§ **Your objective**:
Send back all the data below, exactly as given.

§ **Provided entries**:
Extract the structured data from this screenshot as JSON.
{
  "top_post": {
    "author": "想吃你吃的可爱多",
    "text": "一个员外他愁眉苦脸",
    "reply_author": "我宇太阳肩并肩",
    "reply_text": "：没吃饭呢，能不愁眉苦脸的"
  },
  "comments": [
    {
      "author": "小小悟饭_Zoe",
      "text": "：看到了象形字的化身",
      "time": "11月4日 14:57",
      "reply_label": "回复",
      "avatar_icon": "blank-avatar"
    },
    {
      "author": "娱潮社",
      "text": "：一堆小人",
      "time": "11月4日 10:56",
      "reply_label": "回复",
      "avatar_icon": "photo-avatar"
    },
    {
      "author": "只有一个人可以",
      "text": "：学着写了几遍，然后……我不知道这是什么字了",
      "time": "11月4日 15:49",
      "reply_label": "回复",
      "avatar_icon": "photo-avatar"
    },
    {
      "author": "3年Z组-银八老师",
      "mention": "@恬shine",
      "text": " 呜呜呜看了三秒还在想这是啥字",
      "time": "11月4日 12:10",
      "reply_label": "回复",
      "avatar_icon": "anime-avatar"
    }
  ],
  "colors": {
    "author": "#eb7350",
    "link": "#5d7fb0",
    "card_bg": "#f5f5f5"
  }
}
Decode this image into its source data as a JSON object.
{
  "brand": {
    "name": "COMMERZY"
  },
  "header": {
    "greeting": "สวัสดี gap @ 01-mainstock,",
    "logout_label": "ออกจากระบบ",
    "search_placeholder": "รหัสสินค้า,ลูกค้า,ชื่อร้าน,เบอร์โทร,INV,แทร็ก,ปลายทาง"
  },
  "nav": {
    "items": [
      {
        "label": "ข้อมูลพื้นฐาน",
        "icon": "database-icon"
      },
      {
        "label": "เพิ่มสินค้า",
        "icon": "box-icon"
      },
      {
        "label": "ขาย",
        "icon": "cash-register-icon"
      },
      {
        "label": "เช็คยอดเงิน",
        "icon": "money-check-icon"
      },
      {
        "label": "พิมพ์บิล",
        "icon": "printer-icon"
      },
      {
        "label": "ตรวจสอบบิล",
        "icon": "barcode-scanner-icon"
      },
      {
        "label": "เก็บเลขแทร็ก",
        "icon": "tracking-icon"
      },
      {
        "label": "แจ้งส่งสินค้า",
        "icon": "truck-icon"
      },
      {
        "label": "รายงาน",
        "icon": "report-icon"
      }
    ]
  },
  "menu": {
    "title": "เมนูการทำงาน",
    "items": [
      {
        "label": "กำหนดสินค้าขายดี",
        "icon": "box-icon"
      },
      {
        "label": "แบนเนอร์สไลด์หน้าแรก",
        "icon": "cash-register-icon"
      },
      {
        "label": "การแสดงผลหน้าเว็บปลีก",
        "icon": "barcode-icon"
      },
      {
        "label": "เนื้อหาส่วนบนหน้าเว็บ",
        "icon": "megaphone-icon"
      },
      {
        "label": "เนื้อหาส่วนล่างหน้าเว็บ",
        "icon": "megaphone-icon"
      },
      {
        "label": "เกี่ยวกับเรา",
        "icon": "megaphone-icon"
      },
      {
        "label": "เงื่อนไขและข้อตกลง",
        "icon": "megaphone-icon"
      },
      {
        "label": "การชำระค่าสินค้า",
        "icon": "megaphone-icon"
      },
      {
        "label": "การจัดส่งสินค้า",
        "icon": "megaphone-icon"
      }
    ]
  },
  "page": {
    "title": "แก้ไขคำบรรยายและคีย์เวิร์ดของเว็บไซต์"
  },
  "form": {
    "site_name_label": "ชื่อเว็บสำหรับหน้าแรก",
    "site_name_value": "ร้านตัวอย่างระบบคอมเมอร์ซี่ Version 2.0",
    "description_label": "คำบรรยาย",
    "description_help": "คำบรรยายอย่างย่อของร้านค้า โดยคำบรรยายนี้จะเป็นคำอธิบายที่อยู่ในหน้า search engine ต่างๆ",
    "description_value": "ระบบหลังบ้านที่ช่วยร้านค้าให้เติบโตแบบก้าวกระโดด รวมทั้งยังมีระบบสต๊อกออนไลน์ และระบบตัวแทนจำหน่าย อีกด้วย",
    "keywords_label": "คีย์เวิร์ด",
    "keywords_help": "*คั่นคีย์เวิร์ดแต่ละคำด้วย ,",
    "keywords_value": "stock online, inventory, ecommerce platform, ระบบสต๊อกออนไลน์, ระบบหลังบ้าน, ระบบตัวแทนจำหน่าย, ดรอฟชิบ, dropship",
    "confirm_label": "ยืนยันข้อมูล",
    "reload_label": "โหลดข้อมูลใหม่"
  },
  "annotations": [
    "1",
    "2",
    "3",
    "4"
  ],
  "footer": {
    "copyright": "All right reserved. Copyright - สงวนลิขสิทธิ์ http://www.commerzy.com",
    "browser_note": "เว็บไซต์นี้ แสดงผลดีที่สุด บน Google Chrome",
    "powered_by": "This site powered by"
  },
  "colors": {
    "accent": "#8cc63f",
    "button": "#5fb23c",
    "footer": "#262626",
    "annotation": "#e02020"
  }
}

§ **Written solution**:
Extract the structured data from this screenshot as JSON.
{
  "top_post": {
    "author": "想吃你吃的可爱多",
    "text": "一个员外他愁眉苦脸",
    "reply_author": "我宇太阳肩并肩",
    "reply_text": "：没吃饭呢，能不愁眉苦脸的"
  },
  "comments": [
    {
      "author": "小小悟饭_Zoe",
      "text": "：看到了象形字的化身",
      "time": "11月4日 14:57",
      "reply_label": "回复",
      "avatar_icon": "blank-avatar"
    },
    {
      "author": "娱潮社",
      "text": "：一堆小人",
      "time": "11月4日 10:56",
      "reply_label": "回复",
      "avatar_icon": "photo-avatar"
    },
    {
      "author": "只有一个人可以",
      "text": "：学着写了几遍，然后……我不知道这是什么字了",
      "time": "11月4日 15:49",
      "reply_label": "回复",
      "avatar_icon": "photo-avatar"
    },
    {
      "author": "3年Z组-银八老师",
      "mention": "@恬shine",
      "text": " 呜呜呜看了三秒还在想这是啥字",
      "time": "11月4日 12:10",
      "reply_label": "回复",
      "avatar_icon": "anime-avatar"
    }
  ],
  "colors": {
    "author": "#eb7350",
    "link": "#5d7fb0",
    "card_bg": "#f5f5f5"
  }
}
Decode this image into its source data as a JSON object.
{
  "brand": {
    "name": "COMMERZY"
  },
  "header": {
    "greeting": "สวัสดี gap @ 01-mainstock,",
    "logout_label": "ออกจากระบบ",
    "search_placeholder": "รหัสสินค้า,ลูกค้า,ชื่อร้าน,เบอร์โทร,INV,แทร็ก,ปลายทาง"
  },
  "nav": {
    "items": [
      {
        "label": "ข้อมูลพื้นฐาน",
        "icon": "database-icon"
      },
      {
        "label": "เพิ่มสินค้า",
        "icon": "box-icon"
      },
      {
        "label": "ขาย",
        "icon": "cash-register-icon"
      },
      {
        "label": "เช็คยอดเงิน",
        "icon": "money-check-icon"
      },
      {
        "label": "พิมพ์บิล",
        "icon": "printer-icon"
      },
      {
        "label": "ตรวจสอบบิล",
        "icon": "barcode-scanner-icon"
      },
      {
        "label": "เก็บเลขแทร็ก",
        "icon": "tracking-icon"
      },
      {
        "label": "แจ้งส่งสินค้า",
        "icon": "truck-icon"
      },
      {
        "label": "รายงาน",
        "icon": "report-icon"
      }
    ]
  },
  "menu": {
    "title": "เมนูการทำงาน",
    "items": [
      {
        "label": "กำหนดสินค้าขายดี",
        "icon": "box-icon"
      },
      {
        "label": "แบนเนอร์สไลด์หน้าแรก",
        "icon": "cash-register-icon"
      },
      {
        "label": "การแสดงผลหน้าเว็บปลีก",
        "icon": "barcode-icon"
      },
      {
        "label": "เนื้อหาส่วนบนหน้าเว็บ",
        "icon": "megaphone-icon"
      },
      {
        "label": "เนื้อหาส่วนล่างหน้าเว็บ",
        "icon": "megaphone-icon"
      },
      {
        "label": "เกี่ยวกับเรา",
        "icon": "megaphone-icon"
      },
      {
        "label": "เงื่อนไขและข้อตกลง",
        "icon": "megaphone-icon"
      },
      {
        "label": "การชำระค่าสินค้า",
        "icon": "megaphone-icon"
      },
      {
        "label": "การจัดส่งสินค้า",
        "icon": "megaphone-icon"
      }
    ]
  },
  "page": {
    "title": "แก้ไขคำบรรยายและคีย์เวิร์ดของเว็บไซต์"
  },
  "form": {
    "site_name_label": "ชื่อเว็บสำหรับหน้าแรก",
    "site_name_value": "ร้านตัวอย่างระบบคอมเมอร์ซี่ Version 2.0",
    "description_label": "คำบรรยาย",
    "description_help": "คำบรรยายอย่างย่อของร้านค้า โดยคำบรรยายนี้จะเป็นคำอธิบายที่อยู่ในหน้า search engine ต่างๆ",
    "description_value": "ระบบหลังบ้านที่ช่วยร้านค้าให้เติบโตแบบก้าวกระโดด รวมทั้งยังมีระบบสต๊อกออนไลน์ และระบบตัวแทนจำหน่าย อีกด้วย",
    "keywords_label": "คีย์เวิร์ด",
    "keywords_help": "*คั่นคีย์เวิร์ดแต่ละคำด้วย ,",
    "keywords_value": "stock online, inventory, ecommerce platform, ระบบสต๊อกออนไลน์, ระบบหลังบ้าน, ระบบตัวแทนจำหน่าย, ดรอฟชิบ, dropship",
    "confirm_label": "ยืนยันข้อมูล",
    "reload_label": "โหลดข้อมูลใหม่"
  },
  "annotations": [
    "1",
    "2",
    "3",
    "4"
  ],
  "footer": {
    "copyright": "All right reserved. Copyright - สงวนลิขสิทธิ์ http://www.commerzy.com",
    "browser_note": "เว็บไซต์นี้ แสดงผลดีที่สุด บน Google Chrome",
    "powered_by": "This site powered by"
  },
  "colors": {
    "accent": "#8cc63f",
    "button": "#5fb23c",
    "footer": "#262626",
    "annotation": "#e02020"
  }
}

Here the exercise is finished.